**Instructions to follow**
Filter the records below and copy every line containing the word "Noise".

-- start of Materials provided --

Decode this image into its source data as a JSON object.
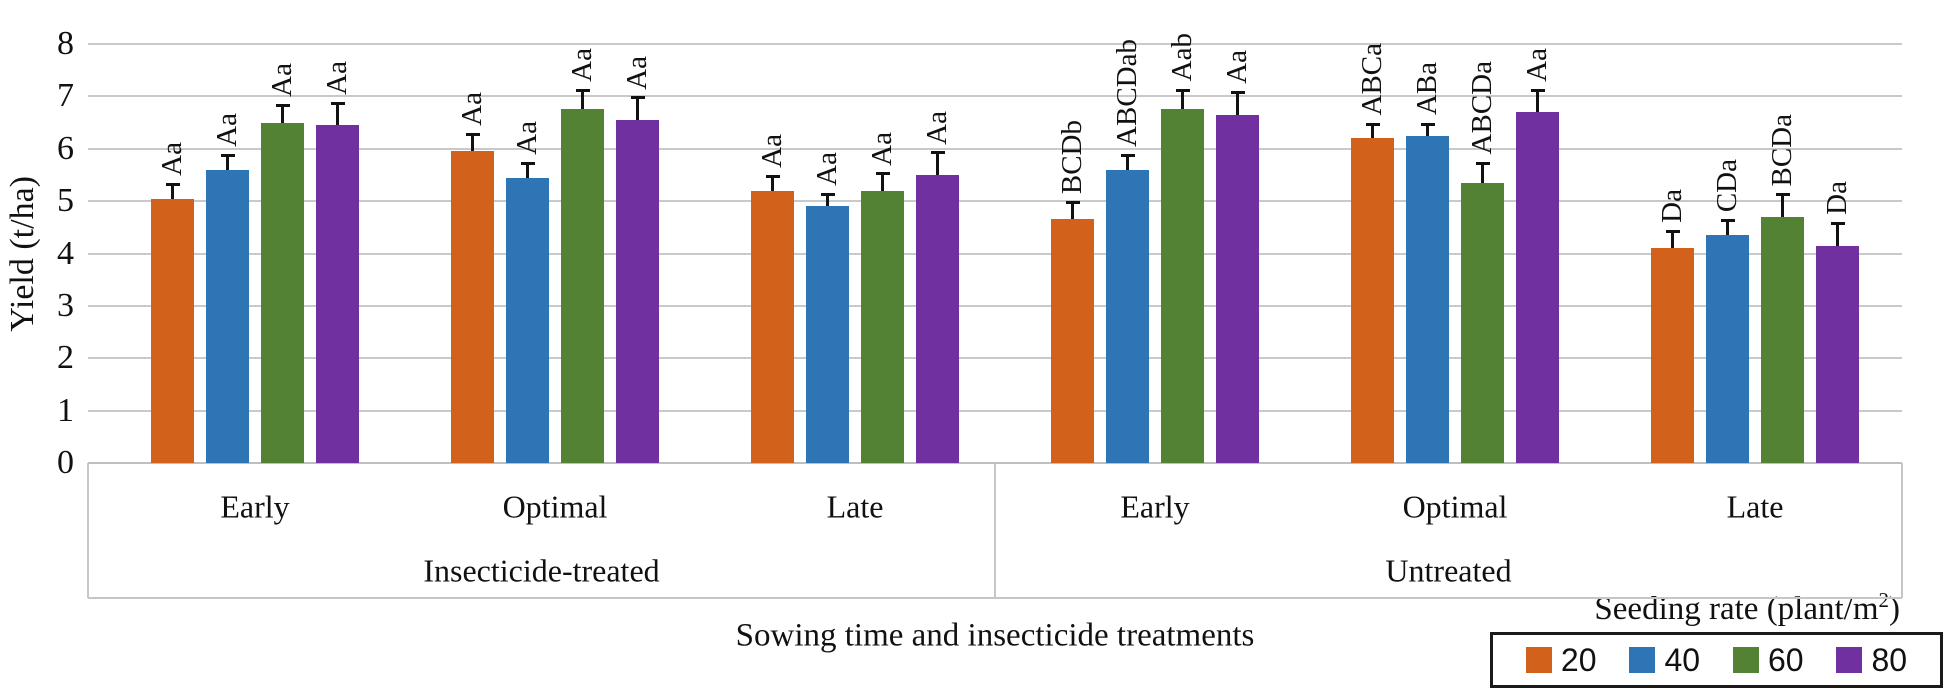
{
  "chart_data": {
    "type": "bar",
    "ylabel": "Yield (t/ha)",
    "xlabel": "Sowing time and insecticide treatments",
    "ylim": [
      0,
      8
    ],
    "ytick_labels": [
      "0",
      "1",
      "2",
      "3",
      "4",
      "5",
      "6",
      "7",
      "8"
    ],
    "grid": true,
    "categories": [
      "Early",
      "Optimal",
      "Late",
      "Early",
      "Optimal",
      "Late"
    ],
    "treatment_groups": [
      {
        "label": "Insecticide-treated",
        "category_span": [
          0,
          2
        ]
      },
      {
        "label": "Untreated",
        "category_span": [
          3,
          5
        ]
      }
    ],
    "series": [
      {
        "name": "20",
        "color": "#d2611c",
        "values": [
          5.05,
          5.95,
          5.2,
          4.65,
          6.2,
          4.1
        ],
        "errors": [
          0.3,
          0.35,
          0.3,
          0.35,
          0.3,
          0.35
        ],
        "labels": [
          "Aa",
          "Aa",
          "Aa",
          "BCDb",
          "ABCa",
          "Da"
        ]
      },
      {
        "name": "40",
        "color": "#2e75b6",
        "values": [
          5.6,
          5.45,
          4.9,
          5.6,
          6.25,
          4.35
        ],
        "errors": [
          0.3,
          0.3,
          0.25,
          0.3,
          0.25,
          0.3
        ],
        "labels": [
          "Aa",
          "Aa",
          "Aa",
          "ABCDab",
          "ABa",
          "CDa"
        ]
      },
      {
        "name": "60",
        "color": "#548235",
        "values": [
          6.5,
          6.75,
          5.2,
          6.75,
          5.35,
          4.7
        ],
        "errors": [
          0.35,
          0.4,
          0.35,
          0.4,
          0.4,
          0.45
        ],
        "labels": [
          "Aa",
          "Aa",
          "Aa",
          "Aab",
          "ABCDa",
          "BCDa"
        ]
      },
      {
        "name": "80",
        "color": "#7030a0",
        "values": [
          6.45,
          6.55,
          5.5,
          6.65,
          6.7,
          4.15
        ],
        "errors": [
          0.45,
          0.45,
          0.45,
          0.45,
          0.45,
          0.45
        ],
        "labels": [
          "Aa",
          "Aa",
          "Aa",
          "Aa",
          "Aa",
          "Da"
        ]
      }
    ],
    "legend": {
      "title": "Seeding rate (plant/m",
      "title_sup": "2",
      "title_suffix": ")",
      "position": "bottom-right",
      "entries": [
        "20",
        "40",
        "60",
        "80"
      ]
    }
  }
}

-- end of Materials provided --
-- start of Materials provided --

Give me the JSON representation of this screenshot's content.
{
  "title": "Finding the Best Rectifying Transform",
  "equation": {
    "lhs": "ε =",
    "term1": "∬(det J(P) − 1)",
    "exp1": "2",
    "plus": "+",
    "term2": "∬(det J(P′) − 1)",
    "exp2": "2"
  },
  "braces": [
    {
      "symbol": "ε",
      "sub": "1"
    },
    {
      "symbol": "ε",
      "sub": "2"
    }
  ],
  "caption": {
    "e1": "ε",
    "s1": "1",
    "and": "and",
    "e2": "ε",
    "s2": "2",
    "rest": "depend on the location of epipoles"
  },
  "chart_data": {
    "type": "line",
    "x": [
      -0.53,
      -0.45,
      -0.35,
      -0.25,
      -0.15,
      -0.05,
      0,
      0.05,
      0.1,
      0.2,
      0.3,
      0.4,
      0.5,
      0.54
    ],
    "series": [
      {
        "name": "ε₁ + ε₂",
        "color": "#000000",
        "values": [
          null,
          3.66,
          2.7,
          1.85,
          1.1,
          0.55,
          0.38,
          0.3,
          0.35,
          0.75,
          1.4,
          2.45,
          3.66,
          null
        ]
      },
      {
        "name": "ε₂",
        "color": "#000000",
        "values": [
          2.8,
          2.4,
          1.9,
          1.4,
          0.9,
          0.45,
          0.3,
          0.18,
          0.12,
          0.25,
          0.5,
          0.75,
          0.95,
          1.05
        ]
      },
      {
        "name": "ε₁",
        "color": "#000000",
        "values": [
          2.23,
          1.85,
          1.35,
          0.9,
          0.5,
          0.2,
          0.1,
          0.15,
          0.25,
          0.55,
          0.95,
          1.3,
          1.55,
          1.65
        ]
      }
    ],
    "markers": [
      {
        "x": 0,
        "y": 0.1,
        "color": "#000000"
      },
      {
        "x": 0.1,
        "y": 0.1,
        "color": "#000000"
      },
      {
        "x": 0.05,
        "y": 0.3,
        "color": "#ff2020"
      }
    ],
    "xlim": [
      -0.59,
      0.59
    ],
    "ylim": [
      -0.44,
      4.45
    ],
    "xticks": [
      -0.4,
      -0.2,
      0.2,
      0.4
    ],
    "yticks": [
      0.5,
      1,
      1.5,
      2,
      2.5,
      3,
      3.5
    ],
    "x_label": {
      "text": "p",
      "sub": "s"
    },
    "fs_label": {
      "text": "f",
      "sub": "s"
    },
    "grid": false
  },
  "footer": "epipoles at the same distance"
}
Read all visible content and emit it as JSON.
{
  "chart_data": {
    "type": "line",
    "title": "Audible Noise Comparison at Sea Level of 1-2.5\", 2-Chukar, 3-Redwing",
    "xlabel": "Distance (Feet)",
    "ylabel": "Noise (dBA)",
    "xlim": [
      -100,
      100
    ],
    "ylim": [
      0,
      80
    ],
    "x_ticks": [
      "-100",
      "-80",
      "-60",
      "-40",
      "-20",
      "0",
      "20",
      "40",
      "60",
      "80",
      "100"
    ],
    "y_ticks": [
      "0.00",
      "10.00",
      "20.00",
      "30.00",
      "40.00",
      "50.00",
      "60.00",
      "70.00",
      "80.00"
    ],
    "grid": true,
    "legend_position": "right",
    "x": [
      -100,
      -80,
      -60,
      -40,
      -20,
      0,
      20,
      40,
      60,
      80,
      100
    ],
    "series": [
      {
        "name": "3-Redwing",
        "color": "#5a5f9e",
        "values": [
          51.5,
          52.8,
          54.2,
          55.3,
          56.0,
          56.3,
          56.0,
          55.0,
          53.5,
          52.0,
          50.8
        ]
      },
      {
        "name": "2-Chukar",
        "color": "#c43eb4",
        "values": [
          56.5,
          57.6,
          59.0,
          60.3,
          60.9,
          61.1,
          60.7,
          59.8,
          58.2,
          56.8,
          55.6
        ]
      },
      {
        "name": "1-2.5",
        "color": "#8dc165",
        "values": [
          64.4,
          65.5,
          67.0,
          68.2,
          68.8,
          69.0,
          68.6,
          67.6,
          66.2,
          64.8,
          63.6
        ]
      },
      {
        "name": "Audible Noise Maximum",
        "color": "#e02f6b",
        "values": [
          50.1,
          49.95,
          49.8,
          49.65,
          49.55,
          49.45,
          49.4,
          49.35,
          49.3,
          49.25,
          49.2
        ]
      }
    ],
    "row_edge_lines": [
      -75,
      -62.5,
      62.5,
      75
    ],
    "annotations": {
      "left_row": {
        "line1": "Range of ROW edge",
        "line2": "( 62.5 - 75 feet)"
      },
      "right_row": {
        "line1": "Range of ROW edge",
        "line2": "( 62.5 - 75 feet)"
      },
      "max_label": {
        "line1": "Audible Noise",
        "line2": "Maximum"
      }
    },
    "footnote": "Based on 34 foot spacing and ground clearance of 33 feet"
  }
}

-- end of Materials provided --

**Expected output**
    "title": "Audible Noise Comparison at Sea Level of 1-2.5\", 2-Chukar, 3-Redwing",
    "ylabel": "Noise (dBA)",
        "name": "Audible Noise Maximum",
        "line1": "Audible Noise",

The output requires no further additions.